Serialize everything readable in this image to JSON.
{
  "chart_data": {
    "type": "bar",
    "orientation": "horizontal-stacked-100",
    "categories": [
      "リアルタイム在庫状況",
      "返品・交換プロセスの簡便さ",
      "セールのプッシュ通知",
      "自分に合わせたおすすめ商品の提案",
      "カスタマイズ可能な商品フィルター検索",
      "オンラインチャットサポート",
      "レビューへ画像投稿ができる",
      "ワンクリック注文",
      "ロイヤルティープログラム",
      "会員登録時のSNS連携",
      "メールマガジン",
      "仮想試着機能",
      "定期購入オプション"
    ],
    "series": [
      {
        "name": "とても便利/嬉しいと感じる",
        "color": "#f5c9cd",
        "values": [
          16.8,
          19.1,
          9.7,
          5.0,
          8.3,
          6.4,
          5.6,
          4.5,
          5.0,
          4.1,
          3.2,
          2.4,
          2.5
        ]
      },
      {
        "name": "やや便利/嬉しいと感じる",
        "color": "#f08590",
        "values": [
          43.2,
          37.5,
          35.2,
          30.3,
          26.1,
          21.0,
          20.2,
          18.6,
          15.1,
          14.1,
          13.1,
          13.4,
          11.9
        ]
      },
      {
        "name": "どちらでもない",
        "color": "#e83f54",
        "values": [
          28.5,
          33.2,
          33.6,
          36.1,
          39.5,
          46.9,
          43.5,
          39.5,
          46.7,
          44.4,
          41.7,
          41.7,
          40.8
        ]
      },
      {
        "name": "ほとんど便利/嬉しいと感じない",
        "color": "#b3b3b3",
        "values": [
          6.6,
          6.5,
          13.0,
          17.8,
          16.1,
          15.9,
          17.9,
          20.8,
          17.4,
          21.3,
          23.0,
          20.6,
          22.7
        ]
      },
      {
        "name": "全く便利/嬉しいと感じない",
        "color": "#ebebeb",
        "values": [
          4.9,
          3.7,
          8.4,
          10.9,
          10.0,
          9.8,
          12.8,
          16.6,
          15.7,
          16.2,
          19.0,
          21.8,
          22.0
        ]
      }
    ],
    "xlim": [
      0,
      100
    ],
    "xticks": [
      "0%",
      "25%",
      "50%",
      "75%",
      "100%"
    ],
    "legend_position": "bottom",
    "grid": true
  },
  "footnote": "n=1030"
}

******

Problem statement
Establish how many lines of the records contain the string "嬉しいと感じない" and state that number without elaboration.

Complete response
2